## Set problem
Verbatim output of all the material below is required.

━━━━━ Data for processing ━━━━━

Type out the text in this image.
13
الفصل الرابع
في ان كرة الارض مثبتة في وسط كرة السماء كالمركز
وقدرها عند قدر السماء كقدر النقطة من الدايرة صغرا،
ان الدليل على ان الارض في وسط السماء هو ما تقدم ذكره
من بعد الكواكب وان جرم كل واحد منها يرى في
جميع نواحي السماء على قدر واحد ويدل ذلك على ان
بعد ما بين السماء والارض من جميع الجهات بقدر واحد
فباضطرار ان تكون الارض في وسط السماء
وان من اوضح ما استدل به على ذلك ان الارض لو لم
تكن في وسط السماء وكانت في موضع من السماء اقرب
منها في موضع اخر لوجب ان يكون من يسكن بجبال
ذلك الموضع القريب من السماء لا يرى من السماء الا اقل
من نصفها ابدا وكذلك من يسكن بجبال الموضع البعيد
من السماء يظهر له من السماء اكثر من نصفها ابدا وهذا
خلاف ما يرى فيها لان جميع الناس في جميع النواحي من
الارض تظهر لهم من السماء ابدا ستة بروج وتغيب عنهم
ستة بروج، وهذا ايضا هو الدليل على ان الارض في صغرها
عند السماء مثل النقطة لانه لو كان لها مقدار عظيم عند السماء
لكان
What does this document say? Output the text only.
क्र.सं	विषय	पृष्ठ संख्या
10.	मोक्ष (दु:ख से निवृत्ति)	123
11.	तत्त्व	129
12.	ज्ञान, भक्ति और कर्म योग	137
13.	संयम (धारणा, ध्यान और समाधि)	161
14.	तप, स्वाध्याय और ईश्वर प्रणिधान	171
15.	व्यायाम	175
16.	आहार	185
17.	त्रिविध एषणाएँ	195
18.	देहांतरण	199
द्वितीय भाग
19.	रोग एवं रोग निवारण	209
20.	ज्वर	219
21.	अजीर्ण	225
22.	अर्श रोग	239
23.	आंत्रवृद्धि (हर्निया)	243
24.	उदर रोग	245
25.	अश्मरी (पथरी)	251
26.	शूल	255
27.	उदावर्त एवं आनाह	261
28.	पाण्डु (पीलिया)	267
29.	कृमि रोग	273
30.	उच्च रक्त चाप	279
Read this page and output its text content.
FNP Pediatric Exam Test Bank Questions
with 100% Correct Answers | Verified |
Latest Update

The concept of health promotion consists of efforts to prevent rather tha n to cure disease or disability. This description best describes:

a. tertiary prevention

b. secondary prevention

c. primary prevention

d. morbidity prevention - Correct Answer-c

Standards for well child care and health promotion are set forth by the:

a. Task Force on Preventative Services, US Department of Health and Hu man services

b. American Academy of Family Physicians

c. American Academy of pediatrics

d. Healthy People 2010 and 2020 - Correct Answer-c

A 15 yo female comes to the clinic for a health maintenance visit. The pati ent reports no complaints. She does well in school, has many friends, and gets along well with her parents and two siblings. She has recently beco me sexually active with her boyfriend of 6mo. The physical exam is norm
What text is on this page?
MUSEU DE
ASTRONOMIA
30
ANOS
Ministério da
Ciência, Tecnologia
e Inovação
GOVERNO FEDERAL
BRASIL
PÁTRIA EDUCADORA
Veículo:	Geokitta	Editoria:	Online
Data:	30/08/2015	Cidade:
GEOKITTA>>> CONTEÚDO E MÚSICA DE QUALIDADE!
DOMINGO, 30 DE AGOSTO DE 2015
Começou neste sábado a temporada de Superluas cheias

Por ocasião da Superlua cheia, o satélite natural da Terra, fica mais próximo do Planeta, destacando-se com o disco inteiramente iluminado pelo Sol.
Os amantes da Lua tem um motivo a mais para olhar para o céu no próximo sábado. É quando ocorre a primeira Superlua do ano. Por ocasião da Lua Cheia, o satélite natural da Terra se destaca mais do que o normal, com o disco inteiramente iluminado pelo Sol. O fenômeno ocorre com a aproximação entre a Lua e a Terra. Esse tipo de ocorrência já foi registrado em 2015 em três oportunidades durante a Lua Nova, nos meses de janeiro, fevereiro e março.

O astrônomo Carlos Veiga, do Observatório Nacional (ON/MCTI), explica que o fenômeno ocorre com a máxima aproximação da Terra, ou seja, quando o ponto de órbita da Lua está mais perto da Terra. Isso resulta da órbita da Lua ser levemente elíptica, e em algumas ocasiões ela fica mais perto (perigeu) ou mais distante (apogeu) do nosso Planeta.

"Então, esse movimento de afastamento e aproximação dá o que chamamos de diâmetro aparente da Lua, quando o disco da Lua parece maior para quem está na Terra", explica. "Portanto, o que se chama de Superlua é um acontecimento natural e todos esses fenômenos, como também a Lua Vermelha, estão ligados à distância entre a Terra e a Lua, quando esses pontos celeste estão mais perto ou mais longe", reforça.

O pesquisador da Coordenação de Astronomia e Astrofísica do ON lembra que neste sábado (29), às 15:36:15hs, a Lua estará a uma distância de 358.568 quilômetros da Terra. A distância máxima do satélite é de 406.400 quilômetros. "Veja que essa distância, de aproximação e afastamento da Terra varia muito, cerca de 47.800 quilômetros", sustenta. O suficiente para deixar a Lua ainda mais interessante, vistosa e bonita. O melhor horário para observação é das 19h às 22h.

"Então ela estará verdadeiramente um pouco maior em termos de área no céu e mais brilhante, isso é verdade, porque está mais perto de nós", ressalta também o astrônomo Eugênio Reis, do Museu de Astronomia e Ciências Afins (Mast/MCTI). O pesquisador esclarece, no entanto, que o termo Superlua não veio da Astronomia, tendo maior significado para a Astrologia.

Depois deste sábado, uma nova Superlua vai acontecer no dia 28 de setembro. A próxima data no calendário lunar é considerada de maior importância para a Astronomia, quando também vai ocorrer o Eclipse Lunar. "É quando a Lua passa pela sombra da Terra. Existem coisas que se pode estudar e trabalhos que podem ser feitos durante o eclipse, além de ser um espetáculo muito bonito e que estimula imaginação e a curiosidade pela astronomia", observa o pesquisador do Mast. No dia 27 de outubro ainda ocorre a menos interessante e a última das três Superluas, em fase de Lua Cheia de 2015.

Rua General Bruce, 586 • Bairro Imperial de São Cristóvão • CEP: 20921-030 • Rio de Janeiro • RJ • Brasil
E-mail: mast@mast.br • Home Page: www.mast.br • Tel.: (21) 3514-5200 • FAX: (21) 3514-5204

━━━━━

## Result for this task
Type out the text in this image.
13
الفصل الرابع
في ان كرة الارض مثبتة في وسط كرة السماء كالمركز
وقدرها عند قدر السماء كقدر النقطة من الدايرة صغرا،
ان الدليل على ان الارض في وسط السماء هو ما تقدم ذكره
من بعد الكواكب وان جرم كل واحد منها يرى في
جميع نواحي السماء على قدر واحد ويدل ذلك على ان
بعد ما بين السماء والارض من جميع الجهات بقدر واحد
فباضطرار ان تكون الارض في وسط السماء
وان من اوضح ما استدل به على ذلك ان الارض لو لم
تكن في وسط السماء وكانت في موضع من السماء اقرب
منها في موضع اخر لوجب ان يكون من يسكن بجبال
ذلك الموضع القريب من السماء لا يرى من السماء الا اقل
من نصفها ابدا وكذلك من يسكن بجبال الموضع البعيد
من السماء يظهر له من السماء اكثر من نصفها ابدا وهذا
خلاف ما يرى فيها لان جميع الناس في جميع النواحي من
الارض تظهر لهم من السماء ابدا ستة بروج وتغيب عنهم
ستة بروج، وهذا ايضا هو الدليل على ان الارض في صغرها
عند السماء مثل النقطة لانه لو كان لها مقدار عظيم عند السماء
لكان
What does this document say? Output the text only.
क्र.सं	विषय	पृष्ठ संख्या
10.	मोक्ष (दु:ख से निवृत्ति)	123
11.	तत्त्व	129
12.	ज्ञान, भक्ति और कर्म योग	137
13.	संयम (धारणा, ध्यान और समाधि)	161
14.	तप, स्वाध्याय और ईश्वर प्रणिधान	171
15.	व्यायाम	175
16.	आहार	185
17.	त्रिविध एषणाएँ	195
18.	देहांतरण	199
द्वितीय भाग
19.	रोग एवं रोग निवारण	209
20.	ज्वर	219
21.	अजीर्ण	225
22.	अर्श रोग	239
23.	आंत्रवृद्धि (हर्निया)	243
24.	उदर रोग	245
25.	अश्मरी (पथरी)	251
26.	शूल	255
27.	उदावर्त एवं आनाह	261
28.	पाण्डु (पीलिया)	267
29.	कृमि रोग	273
30.	उच्च रक्त चाप	279
Read this page and output its text content.
FNP Pediatric Exam Test Bank Questions
with 100% Correct Answers | Verified |
Latest Update

The concept of health promotion consists of efforts to prevent rather tha n to cure disease or disability. This description best describes:

a. tertiary prevention

b. secondary prevention

c. primary prevention

d. morbidity prevention - Correct Answer-c

Standards for well child care and health promotion are set forth by the:

a. Task Force on Preventative Services, US Department of Health and Hu man services

b. American Academy of Family Physicians

c. American Academy of pediatrics

d. Healthy People 2010 and 2020 - Correct Answer-c

A 15 yo female comes to the clinic for a health maintenance visit. The pati ent reports no complaints. She does well in school, has many friends, and gets along well with her parents and two siblings. She has recently beco me sexually active with her boyfriend of 6mo. The physical exam is norm
What text is on this page?
MUSEU DE
ASTRONOMIA
30
ANOS
Ministério da
Ciência, Tecnologia
e Inovação
GOVERNO FEDERAL
BRASIL
PÁTRIA EDUCADORA
Veículo:	Geokitta	Editoria:	Online
Data:	30/08/2015	Cidade:
GEOKITTA>>> CONTEÚDO E MÚSICA DE QUALIDADE!
DOMINGO, 30 DE AGOSTO DE 2015
Começou neste sábado a temporada de Superluas cheias

Por ocasião da Superlua cheia, o satélite natural da Terra, fica mais próximo do Planeta, destacando-se com o disco inteiramente iluminado pelo Sol.
Os amantes da Lua tem um motivo a mais para olhar para o céu no próximo sábado. É quando ocorre a primeira Superlua do ano. Por ocasião da Lua Cheia, o satélite natural da Terra se destaca mais do que o normal, com o disco inteiramente iluminado pelo Sol. O fenômeno ocorre com a aproximação entre a Lua e a Terra. Esse tipo de ocorrência já foi registrado em 2015 em três oportunidades durante a Lua Nova, nos meses de janeiro, fevereiro e março.

O astrônomo Carlos Veiga, do Observatório Nacional (ON/MCTI), explica que o fenômeno ocorre com a máxima aproximação da Terra, ou seja, quando o ponto de órbita da Lua está mais perto da Terra. Isso resulta da órbita da Lua ser levemente elíptica, e em algumas ocasiões ela fica mais perto (perigeu) ou mais distante (apogeu) do nosso Planeta.

"Então, esse movimento de afastamento e aproximação dá o que chamamos de diâmetro aparente da Lua, quando o disco da Lua parece maior para quem está na Terra", explica. "Portanto, o que se chama de Superlua é um acontecimento natural e todos esses fenômenos, como também a Lua Vermelha, estão ligados à distância entre a Terra e a Lua, quando esses pontos celeste estão mais perto ou mais longe", reforça.

O pesquisador da Coordenação de Astronomia e Astrofísica do ON lembra que neste sábado (29), às 15:36:15hs, a Lua estará a uma distância de 358.568 quilômetros da Terra. A distância máxima do satélite é de 406.400 quilômetros. "Veja que essa distância, de aproximação e afastamento da Terra varia muito, cerca de 47.800 quilômetros", sustenta. O suficiente para deixar a Lua ainda mais interessante, vistosa e bonita. O melhor horário para observação é das 19h às 22h.

"Então ela estará verdadeiramente um pouco maior em termos de área no céu e mais brilhante, isso é verdade, porque está mais perto de nós", ressalta também o astrônomo Eugênio Reis, do Museu de Astronomia e Ciências Afins (Mast/MCTI). O pesquisador esclarece, no entanto, que o termo Superlua não veio da Astronomia, tendo maior significado para a Astrologia.

Depois deste sábado, uma nova Superlua vai acontecer no dia 28 de setembro. A próxima data no calendário lunar é considerada de maior importância para a Astronomia, quando também vai ocorrer o Eclipse Lunar. "É quando a Lua passa pela sombra da Terra. Existem coisas que se pode estudar e trabalhos que podem ser feitos durante o eclipse, além de ser um espetáculo muito bonito e que estimula imaginação e a curiosidade pela astronomia", observa o pesquisador do Mast. No dia 27 de outubro ainda ocorre a menos interessante e a última das três Superluas, em fase de Lua Cheia de 2015.

Rua General Bruce, 586 • Bairro Imperial de São Cristóvão • CEP: 20921-030 • Rio de Janeiro • RJ • Brasil
E-mail: mast@mast.br • Home Page: www.mast.br • Tel.: (21) 3514-5200 • FAX: (21) 3514-5204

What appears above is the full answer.